EXTRACTED MATERIAL:
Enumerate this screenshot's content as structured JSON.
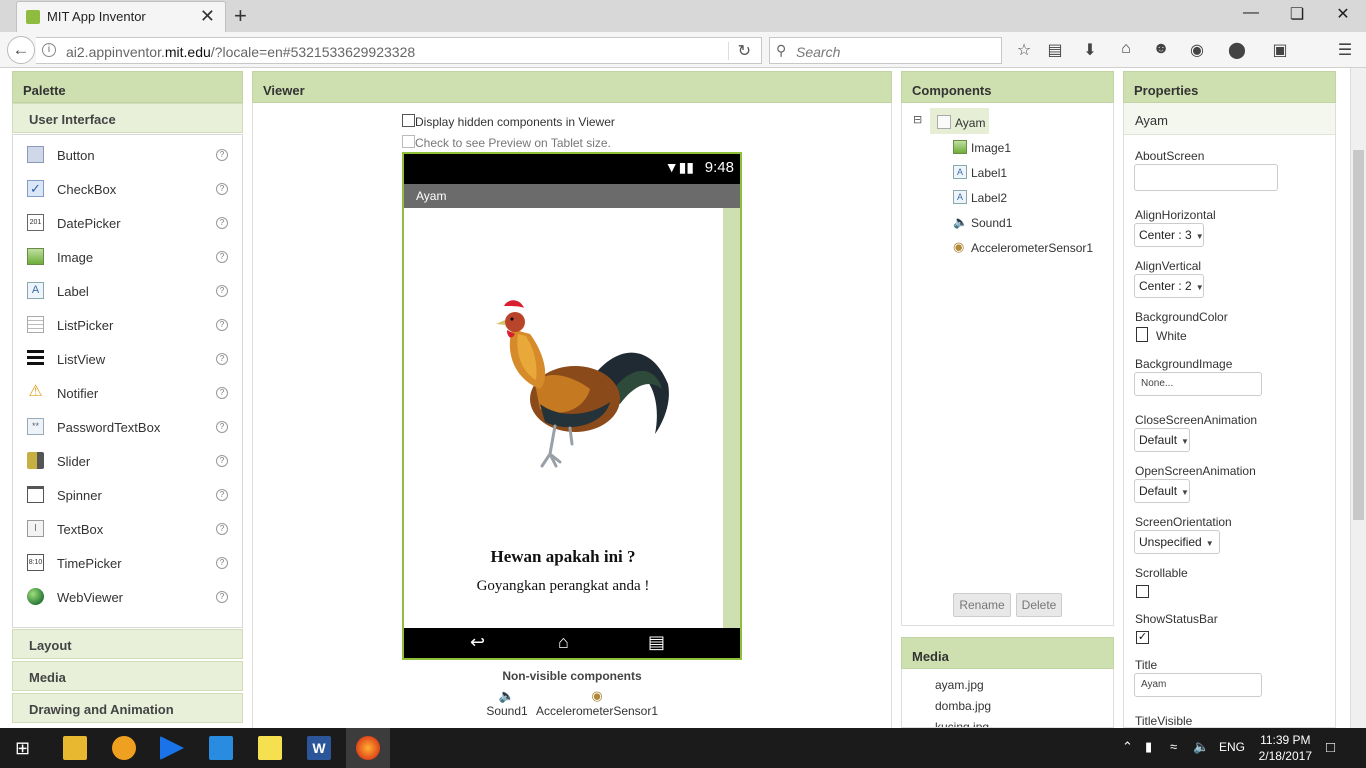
{
  "browser": {
    "tab_title": "MIT App Inventor",
    "url_host_prefix": "ai2.appinventor.",
    "url_host_main": "mit.edu",
    "url_path": "/?locale=en#5321533629923328",
    "search_placeholder": "Search"
  },
  "palette": {
    "header": "Palette",
    "section_open": "User Interface",
    "items": [
      "Button",
      "CheckBox",
      "DatePicker",
      "Image",
      "Label",
      "ListPicker",
      "ListView",
      "Notifier",
      "PasswordTextBox",
      "Slider",
      "Spinner",
      "TextBox",
      "TimePicker",
      "WebViewer"
    ],
    "sections_closed": [
      "Layout",
      "Media",
      "Drawing and Animation"
    ]
  },
  "viewer": {
    "header": "Viewer",
    "display_hidden": "Display hidden components in Viewer",
    "tablet_preview": "Check to see Preview on Tablet size.",
    "phone_time": "9:48",
    "screen_title": "Ayam",
    "question": "Hewan apakah ini ?",
    "instruction": "Goyangkan perangkat anda !",
    "nonvisible_title": "Non-visible components",
    "nonvisible": [
      "Sound1",
      "AccelerometerSensor1"
    ]
  },
  "components": {
    "header": "Components",
    "root": "Ayam",
    "children": [
      "Image1",
      "Label1",
      "Label2",
      "Sound1",
      "AccelerometerSensor1"
    ],
    "rename": "Rename",
    "delete": "Delete"
  },
  "media": {
    "header": "Media",
    "files": [
      "ayam.jpg",
      "domba.jpg",
      "kucing.jpg"
    ]
  },
  "properties": {
    "header": "Properties",
    "component": "Ayam",
    "about_screen_label": "AboutScreen",
    "align_h_label": "AlignHorizontal",
    "align_h_value": "Center : 3",
    "align_v_label": "AlignVertical",
    "align_v_value": "Center : 2",
    "bgcolor_label": "BackgroundColor",
    "bgcolor_value": "White",
    "bgimage_label": "BackgroundImage",
    "bgimage_value": "None...",
    "close_anim_label": "CloseScreenAnimation",
    "close_anim_value": "Default",
    "open_anim_label": "OpenScreenAnimation",
    "open_anim_value": "Default",
    "orientation_label": "ScreenOrientation",
    "orientation_value": "Unspecified",
    "scrollable_label": "Scrollable",
    "show_status_label": "ShowStatusBar",
    "title_label": "Title",
    "title_value": "Ayam",
    "title_visible_label": "TitleVisible"
  },
  "taskbar": {
    "lang": "ENG",
    "time": "11:39 PM",
    "date": "2/18/2017"
  },
  "colors": {
    "panel_header": "#cfe0b0",
    "phone_border": "#8fc03a"
  }
}
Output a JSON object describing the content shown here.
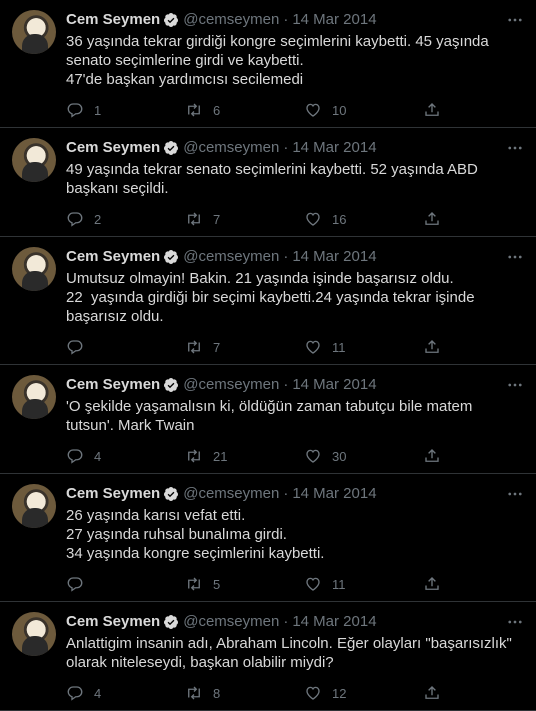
{
  "tweets": [
    {
      "name": "Cem Seymen",
      "handle": "@cemseymen",
      "date": "14 Mar 2014",
      "text": "36 yaşında tekrar girdiği kongre seçimlerini kaybetti. 45 yaşında senato seçimlerine girdi ve kaybetti.\n47'de başkan yardımcısı secilemedi",
      "replies": "1",
      "retweets": "6",
      "likes": "10"
    },
    {
      "name": "Cem Seymen",
      "handle": "@cemseymen",
      "date": "14 Mar 2014",
      "text": "49 yaşında tekrar senato seçimlerini kaybetti. 52 yaşında ABD başkanı seçildi.",
      "replies": "2",
      "retweets": "7",
      "likes": "16"
    },
    {
      "name": "Cem Seymen",
      "handle": "@cemseymen",
      "date": "14 Mar 2014",
      "text": "Umutsuz olmayin! Bakin. 21 yaşında işinde başarısız oldu.\n22  yaşında girdiği bir seçimi kaybetti.24 yaşında tekrar işinde başarısız oldu.",
      "replies": "",
      "retweets": "7",
      "likes": "11"
    },
    {
      "name": "Cem Seymen",
      "handle": "@cemseymen",
      "date": "14 Mar 2014",
      "text": "'O şekilde yaşamalısın ki, öldüğün zaman tabutçu bile matem tutsun'. Mark Twain",
      "replies": "4",
      "retweets": "21",
      "likes": "30"
    },
    {
      "name": "Cem Seymen",
      "handle": "@cemseymen",
      "date": "14 Mar 2014",
      "text": "26 yaşında karısı vefat etti.\n27 yaşında ruhsal bunalıma girdi.\n34 yaşında kongre seçimlerini kaybetti.",
      "replies": "",
      "retweets": "5",
      "likes": "11"
    },
    {
      "name": "Cem Seymen",
      "handle": "@cemseymen",
      "date": "14 Mar 2014",
      "text": "Anlattigim insanin adı, Abraham Lincoln. Eğer olayları \"başarısızlık\" olarak niteleseydi, başkan olabilir miydi?",
      "replies": "4",
      "retweets": "8",
      "likes": "12"
    }
  ],
  "colors": {
    "background": "#000000",
    "text": "#d9d9d9",
    "muted": "#6e767d",
    "border": "#2f3336",
    "verified": "#d9d9d9"
  },
  "icons": {
    "reply": "reply-icon",
    "retweet": "retweet-icon",
    "like": "heart-icon",
    "share": "share-icon",
    "more": "more-icon",
    "verified": "verified-badge-icon"
  }
}
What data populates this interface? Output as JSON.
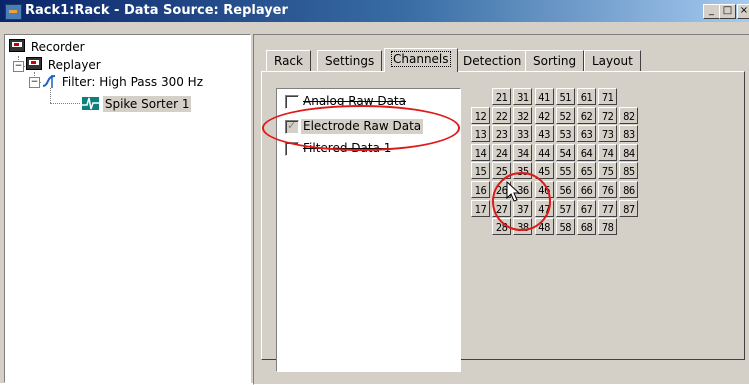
{
  "window": {
    "title": "Rack1:Rack - Data Source: Replayer",
    "buttons": [
      "minimize",
      "maximize",
      "close"
    ]
  },
  "tree": {
    "nodes": [
      {
        "label": "Recorder",
        "icon": "recorder-icon"
      },
      {
        "label": "Replayer",
        "icon": "recorder-icon",
        "expander": "−"
      },
      {
        "label": "Filter: High Pass 300 Hz",
        "icon": "filter-icon",
        "expander": "−"
      },
      {
        "label": "Spike Sorter 1",
        "icon": "spike-sorter-icon",
        "selected": true
      }
    ]
  },
  "tabs": [
    "Rack",
    "Settings",
    "Channels",
    "Detection",
    "Sorting",
    "Layout"
  ],
  "active_tab": "Channels",
  "channels_list": [
    {
      "label": "Analog Raw Data",
      "checked": false
    },
    {
      "label": "Electrode Raw Data",
      "checked": true,
      "selected": true
    },
    {
      "label": "Filtered Data 1",
      "checked": false
    }
  ],
  "channel_grid": [
    [
      "",
      "21",
      "31",
      "41",
      "51",
      "61",
      "71",
      ""
    ],
    [
      "12",
      "22",
      "32",
      "42",
      "52",
      "62",
      "72",
      "82"
    ],
    [
      "13",
      "23",
      "33",
      "43",
      "53",
      "63",
      "73",
      "83"
    ],
    [
      "14",
      "24",
      "34",
      "44",
      "54",
      "64",
      "74",
      "84"
    ],
    [
      "15",
      "25",
      "35",
      "45",
      "55",
      "65",
      "75",
      "85"
    ],
    [
      "16",
      "26",
      "36",
      "46",
      "56",
      "66",
      "76",
      "86"
    ],
    [
      "17",
      "27",
      "37",
      "47",
      "57",
      "67",
      "77",
      "87"
    ],
    [
      "",
      "28",
      "38",
      "48",
      "58",
      "68",
      "78",
      ""
    ]
  ],
  "colors": {
    "annotation": "#e01818",
    "title_start": "#0a246a",
    "title_end": "#a6caf0",
    "face": "#d4d0c8"
  }
}
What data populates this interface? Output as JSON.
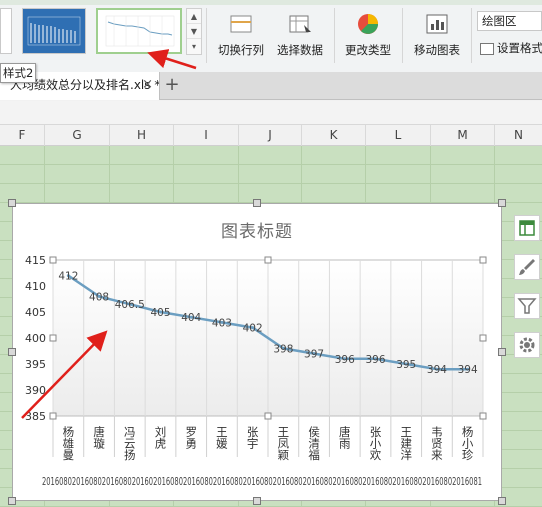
{
  "ribbon": {
    "tooltip": "样式2",
    "switch_row_col": "切换行列",
    "select_data": "选择数据",
    "change_type": "更改类型",
    "move_chart": "移动图表",
    "chart_area_select": "绘图区",
    "set_format": "设置格式",
    "accent_color": "#9fcf8e"
  },
  "tabs": {
    "document": "人均绩效总分以及排名.xls *",
    "close": "×",
    "new_tab": "+"
  },
  "columns": [
    "F",
    "G",
    "H",
    "I",
    "J",
    "K",
    "L",
    "M",
    "N"
  ],
  "chart_data": {
    "type": "line",
    "title": "图表标题",
    "ylim": [
      385,
      415
    ],
    "yticks": [
      385,
      390,
      395,
      400,
      405,
      410,
      415
    ],
    "categories": [
      "杨雄曼",
      "唐璇",
      "冯云扬",
      "刘虎",
      "罗勇",
      "王媛",
      "张宇",
      "王凤颖",
      "侯清福",
      "唐雨",
      "张小欢",
      "王建洋",
      "韦贤来",
      "杨小珍"
    ],
    "values": [
      412,
      408,
      406.5,
      405,
      404,
      403,
      402,
      398,
      397,
      396,
      396,
      395,
      394,
      394
    ],
    "value_labels": [
      "412",
      "408",
      "406.5",
      "405",
      "404",
      "403",
      "402",
      "398",
      "397",
      "396",
      "396",
      "395",
      "394",
      "394"
    ],
    "bottom_text": "2016080201608020160802016020160802016080201608020160802016080201608020160802016080201608020160802016081",
    "line_color": "#6b9ec1",
    "grid": true
  }
}
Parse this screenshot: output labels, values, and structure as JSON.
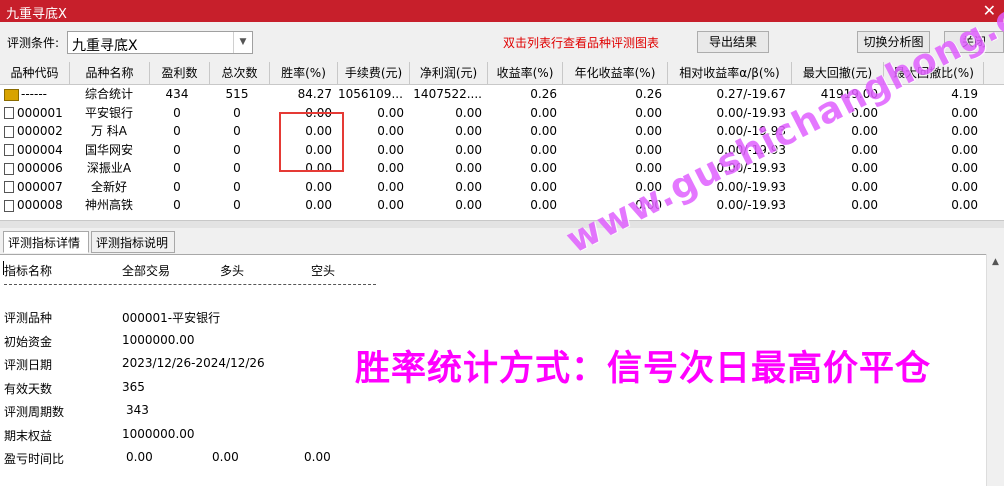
{
  "window": {
    "title": "九重寻底X"
  },
  "toolbar": {
    "condition_label": "评测条件:",
    "condition_value": "九重寻底X",
    "hint": "双击列表行查看品种评测图表",
    "export_label": "导出结果",
    "switch_label": "切换分析图",
    "close_label": "关闭"
  },
  "grid": {
    "columns": [
      "品种代码",
      "品种名称",
      "盈利数",
      "总次数",
      "胜率(%)",
      "手续费(元)",
      "净利润(元)",
      "收益率(%)",
      "年化收益率(%)",
      "相对收益率α/β(%)",
      "最大回撤(元)",
      "最大回撤比(%)"
    ],
    "rows": [
      {
        "code": "------",
        "name": "综合统计",
        "win": "434",
        "total": "515",
        "rate": "84.27",
        "fee": "1056109....",
        "profit": "1407522....",
        "ret": "0.26",
        "annual": "0.26",
        "rel": "0.27/-19.67",
        "dd": "41919.00",
        "ddr": "4.19",
        "icon": "folder"
      },
      {
        "code": "000001",
        "name": "平安银行",
        "win": "0",
        "total": "0",
        "rate": "0.00",
        "fee": "0.00",
        "profit": "0.00",
        "ret": "0.00",
        "annual": "0.00",
        "rel": "0.00/-19.93",
        "dd": "0.00",
        "ddr": "0.00",
        "icon": "doc"
      },
      {
        "code": "000002",
        "name": "万 科A",
        "win": "0",
        "total": "0",
        "rate": "0.00",
        "fee": "0.00",
        "profit": "0.00",
        "ret": "0.00",
        "annual": "0.00",
        "rel": "0.00/-19.93",
        "dd": "0.00",
        "ddr": "0.00",
        "icon": "doc"
      },
      {
        "code": "000004",
        "name": "国华网安",
        "win": "0",
        "total": "0",
        "rate": "0.00",
        "fee": "0.00",
        "profit": "0.00",
        "ret": "0.00",
        "annual": "0.00",
        "rel": "0.00/-19.93",
        "dd": "0.00",
        "ddr": "0.00",
        "icon": "doc"
      },
      {
        "code": "000006",
        "name": "深振业A",
        "win": "0",
        "total": "0",
        "rate": "0.00",
        "fee": "0.00",
        "profit": "0.00",
        "ret": "0.00",
        "annual": "0.00",
        "rel": "0.00/-19.93",
        "dd": "0.00",
        "ddr": "0.00",
        "icon": "doc"
      },
      {
        "code": "000007",
        "name": "全新好",
        "win": "0",
        "total": "0",
        "rate": "0.00",
        "fee": "0.00",
        "profit": "0.00",
        "ret": "0.00",
        "annual": "0.00",
        "rel": "0.00/-19.93",
        "dd": "0.00",
        "ddr": "0.00",
        "icon": "doc"
      },
      {
        "code": "000008",
        "name": "神州高铁",
        "win": "0",
        "total": "0",
        "rate": "0.00",
        "fee": "0.00",
        "profit": "0.00",
        "ret": "0.00",
        "annual": "0.00",
        "rel": "0.00/-19.93",
        "dd": "0.00",
        "ddr": "0.00",
        "icon": "doc"
      }
    ]
  },
  "tabs": [
    "评测指标详情",
    "评测指标说明"
  ],
  "detail": {
    "header": {
      "name": "指标名称",
      "all": "全部交易",
      "long": "多头",
      "short": "空头"
    },
    "divider": "--------------------------------------------------------------------------",
    "items": [
      {
        "label": "评测品种",
        "all": "000001-平安银行",
        "long": "",
        "short": ""
      },
      {
        "label": "初始资金",
        "all": "1000000.00",
        "long": "",
        "short": ""
      },
      {
        "label": "评测日期",
        "all": "2023/12/26-2024/12/26",
        "long": "",
        "short": ""
      },
      {
        "label": "有效天数",
        "all": "365",
        "long": "",
        "short": ""
      },
      {
        "label": "评测周期数",
        "all": "343",
        "long": "",
        "short": ""
      },
      {
        "label": "期末权益",
        "all": "1000000.00",
        "long": "",
        "short": ""
      },
      {
        "label": "盈亏时间比",
        "all": "0.00",
        "long": "0.00",
        "short": "0.00"
      }
    ]
  },
  "overlay": {
    "caption": "胜率统计方式：信号次日最高价平仓",
    "watermark": "www.gushichanghong.com"
  },
  "colors": {
    "titlebar": "#c71f2b",
    "hint": "#e00000",
    "caption": "#ff00ff",
    "highlight": "#e53a35"
  }
}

WORK REQUIRED:
Show each line in the entries that holds the string "content".

RESULT FOR THIS TASK:
Enumerate this screenshot's content as structured JSON.
Output a JSON object describing the content shown here.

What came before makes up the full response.